Task brief:
Below are the records. List every line holding the word "evolution".

Material shown:
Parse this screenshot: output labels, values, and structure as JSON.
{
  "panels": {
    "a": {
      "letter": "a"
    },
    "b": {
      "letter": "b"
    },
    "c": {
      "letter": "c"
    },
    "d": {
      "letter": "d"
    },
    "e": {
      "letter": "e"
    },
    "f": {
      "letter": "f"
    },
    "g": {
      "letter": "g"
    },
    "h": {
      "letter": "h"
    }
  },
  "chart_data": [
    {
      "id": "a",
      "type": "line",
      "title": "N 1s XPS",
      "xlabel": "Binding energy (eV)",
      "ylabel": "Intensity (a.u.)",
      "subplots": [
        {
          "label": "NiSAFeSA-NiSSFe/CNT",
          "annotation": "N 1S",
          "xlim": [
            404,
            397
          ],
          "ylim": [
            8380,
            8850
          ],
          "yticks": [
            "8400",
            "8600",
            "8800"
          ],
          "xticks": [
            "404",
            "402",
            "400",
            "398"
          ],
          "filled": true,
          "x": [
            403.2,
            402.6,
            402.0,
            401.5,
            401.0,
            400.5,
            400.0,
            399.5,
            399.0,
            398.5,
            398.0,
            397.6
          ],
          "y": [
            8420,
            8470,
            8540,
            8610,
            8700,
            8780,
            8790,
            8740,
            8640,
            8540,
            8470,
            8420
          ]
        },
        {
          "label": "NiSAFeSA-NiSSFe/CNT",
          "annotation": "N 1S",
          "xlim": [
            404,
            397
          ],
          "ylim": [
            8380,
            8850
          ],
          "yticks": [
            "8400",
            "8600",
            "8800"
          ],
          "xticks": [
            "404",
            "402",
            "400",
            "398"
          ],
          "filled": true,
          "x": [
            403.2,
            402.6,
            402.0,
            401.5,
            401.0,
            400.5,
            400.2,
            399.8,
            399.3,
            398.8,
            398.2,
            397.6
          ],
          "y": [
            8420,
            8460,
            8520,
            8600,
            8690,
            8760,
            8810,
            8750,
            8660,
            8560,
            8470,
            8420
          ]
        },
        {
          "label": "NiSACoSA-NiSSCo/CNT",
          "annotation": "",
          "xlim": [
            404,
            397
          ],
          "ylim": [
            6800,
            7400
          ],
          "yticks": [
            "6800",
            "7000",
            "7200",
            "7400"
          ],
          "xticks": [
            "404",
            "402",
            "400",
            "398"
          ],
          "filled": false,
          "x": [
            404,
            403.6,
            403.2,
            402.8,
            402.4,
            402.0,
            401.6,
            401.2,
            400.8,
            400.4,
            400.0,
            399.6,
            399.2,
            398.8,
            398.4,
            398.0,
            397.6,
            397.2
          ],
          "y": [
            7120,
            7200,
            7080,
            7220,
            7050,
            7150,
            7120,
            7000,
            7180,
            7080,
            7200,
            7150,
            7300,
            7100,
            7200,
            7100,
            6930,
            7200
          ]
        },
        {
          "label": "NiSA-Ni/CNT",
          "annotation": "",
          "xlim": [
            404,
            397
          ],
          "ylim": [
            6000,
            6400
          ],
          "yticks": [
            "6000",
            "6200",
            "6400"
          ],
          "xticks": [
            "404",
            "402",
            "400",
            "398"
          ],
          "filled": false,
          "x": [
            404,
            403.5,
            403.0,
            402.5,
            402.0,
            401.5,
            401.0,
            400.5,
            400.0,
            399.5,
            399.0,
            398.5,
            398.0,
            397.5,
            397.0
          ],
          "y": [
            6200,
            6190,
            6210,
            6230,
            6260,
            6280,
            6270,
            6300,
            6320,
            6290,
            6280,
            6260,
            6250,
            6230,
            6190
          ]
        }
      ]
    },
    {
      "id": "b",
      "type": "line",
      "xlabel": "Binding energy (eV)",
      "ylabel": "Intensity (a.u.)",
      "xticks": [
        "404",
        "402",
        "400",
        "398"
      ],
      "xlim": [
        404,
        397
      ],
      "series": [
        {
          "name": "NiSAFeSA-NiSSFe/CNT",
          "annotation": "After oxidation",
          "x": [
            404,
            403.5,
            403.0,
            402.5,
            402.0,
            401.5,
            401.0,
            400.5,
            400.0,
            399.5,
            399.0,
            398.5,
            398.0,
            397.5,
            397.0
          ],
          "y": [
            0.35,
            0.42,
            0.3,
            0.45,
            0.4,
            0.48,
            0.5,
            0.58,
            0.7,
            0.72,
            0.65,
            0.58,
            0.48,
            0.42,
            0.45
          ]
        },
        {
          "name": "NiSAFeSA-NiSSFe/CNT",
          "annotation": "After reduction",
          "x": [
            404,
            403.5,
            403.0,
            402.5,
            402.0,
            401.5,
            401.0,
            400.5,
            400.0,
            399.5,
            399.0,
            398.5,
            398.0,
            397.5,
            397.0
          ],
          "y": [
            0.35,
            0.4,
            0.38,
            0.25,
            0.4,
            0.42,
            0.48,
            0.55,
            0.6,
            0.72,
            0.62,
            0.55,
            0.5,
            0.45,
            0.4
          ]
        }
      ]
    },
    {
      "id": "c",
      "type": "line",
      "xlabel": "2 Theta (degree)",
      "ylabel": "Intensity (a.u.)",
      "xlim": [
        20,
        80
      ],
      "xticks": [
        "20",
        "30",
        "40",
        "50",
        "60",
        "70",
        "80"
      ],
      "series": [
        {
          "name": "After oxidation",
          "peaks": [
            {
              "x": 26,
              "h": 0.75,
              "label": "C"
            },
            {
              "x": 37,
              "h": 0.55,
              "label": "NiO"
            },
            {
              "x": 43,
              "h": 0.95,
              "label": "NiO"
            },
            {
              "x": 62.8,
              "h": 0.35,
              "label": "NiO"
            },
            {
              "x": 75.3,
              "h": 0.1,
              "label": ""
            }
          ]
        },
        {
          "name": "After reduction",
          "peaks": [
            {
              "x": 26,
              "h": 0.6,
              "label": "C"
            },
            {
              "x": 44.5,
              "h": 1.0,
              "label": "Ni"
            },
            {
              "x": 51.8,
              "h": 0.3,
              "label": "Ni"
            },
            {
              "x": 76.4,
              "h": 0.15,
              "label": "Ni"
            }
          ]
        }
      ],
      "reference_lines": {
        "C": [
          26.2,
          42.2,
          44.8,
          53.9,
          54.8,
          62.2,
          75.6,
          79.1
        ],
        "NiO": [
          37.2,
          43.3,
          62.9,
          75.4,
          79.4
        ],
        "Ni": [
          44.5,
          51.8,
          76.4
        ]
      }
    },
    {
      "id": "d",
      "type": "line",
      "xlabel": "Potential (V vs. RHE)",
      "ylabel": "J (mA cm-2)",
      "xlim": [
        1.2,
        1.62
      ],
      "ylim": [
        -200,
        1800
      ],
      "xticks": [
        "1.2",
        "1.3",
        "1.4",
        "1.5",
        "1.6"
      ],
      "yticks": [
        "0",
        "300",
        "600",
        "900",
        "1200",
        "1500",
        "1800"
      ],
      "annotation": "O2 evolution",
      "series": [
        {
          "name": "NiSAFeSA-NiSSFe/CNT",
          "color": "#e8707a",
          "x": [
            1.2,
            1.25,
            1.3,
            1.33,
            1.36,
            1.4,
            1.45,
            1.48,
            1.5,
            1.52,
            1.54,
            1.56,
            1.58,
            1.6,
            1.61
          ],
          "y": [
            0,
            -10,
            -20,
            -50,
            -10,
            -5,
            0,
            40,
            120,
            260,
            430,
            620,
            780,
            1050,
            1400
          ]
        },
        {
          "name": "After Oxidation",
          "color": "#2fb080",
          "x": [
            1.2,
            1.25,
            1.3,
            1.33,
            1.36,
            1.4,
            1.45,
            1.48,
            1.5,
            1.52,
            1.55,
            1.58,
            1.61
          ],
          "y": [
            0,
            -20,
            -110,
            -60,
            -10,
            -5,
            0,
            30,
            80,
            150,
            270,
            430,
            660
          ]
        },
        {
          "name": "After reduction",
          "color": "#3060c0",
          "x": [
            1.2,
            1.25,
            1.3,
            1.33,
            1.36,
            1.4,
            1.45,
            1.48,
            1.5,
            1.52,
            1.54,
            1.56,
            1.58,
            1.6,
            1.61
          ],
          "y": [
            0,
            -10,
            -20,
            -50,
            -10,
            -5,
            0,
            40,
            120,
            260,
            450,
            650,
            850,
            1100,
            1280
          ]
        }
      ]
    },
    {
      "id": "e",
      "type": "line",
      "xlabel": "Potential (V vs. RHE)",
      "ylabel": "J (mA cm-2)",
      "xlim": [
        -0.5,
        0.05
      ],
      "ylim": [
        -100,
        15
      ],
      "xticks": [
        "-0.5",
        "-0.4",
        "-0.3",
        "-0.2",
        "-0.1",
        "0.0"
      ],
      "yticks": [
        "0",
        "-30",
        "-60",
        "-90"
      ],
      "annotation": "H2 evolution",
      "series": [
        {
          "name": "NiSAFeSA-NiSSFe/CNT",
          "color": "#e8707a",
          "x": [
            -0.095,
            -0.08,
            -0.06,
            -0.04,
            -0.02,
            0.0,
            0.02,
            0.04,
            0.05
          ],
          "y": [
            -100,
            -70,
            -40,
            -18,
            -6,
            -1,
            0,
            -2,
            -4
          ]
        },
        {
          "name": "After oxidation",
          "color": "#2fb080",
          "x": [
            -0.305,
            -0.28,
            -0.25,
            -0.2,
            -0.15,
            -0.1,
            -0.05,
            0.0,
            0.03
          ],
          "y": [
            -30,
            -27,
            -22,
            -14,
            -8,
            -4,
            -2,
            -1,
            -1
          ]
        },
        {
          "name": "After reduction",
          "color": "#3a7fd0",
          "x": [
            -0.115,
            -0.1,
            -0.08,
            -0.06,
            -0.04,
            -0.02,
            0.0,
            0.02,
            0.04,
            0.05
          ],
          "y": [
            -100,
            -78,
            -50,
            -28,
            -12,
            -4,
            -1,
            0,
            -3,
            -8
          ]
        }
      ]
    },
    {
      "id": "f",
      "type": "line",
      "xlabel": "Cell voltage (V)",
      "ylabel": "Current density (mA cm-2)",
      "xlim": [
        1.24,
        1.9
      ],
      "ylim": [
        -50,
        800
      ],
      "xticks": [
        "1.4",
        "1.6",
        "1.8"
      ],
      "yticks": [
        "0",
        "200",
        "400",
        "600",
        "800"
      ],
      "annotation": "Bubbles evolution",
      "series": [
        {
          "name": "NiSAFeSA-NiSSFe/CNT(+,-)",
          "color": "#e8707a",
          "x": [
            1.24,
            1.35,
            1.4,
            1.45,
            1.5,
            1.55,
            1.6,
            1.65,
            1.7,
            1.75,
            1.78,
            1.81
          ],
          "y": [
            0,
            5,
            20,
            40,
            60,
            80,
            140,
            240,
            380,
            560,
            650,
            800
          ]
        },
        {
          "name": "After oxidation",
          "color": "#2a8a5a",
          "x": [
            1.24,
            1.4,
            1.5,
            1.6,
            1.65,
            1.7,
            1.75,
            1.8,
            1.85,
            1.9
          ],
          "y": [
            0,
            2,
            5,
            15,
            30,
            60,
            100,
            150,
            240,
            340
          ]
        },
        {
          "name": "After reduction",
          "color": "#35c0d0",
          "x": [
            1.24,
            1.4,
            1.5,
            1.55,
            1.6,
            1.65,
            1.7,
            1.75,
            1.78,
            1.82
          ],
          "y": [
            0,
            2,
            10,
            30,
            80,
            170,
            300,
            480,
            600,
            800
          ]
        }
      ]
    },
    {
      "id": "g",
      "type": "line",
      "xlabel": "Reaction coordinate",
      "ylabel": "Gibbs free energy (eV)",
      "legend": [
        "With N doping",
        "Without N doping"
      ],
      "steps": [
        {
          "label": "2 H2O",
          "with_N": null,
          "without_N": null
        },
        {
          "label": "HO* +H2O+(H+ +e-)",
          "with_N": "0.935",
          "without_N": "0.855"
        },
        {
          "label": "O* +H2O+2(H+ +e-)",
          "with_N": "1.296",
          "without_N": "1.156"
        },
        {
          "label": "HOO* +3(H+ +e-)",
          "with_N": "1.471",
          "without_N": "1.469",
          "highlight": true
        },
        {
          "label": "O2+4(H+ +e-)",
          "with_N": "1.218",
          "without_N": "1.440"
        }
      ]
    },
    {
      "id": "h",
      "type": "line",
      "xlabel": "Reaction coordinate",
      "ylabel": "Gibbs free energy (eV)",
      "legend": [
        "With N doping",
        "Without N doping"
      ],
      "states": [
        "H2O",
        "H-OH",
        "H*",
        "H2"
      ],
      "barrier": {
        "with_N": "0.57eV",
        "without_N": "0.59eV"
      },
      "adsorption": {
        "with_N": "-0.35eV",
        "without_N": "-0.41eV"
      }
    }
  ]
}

Finished answer:
      "annotation": "O2 evolution",
      "annotation": "H2 evolution",
      "annotation": "Bubbles evolution",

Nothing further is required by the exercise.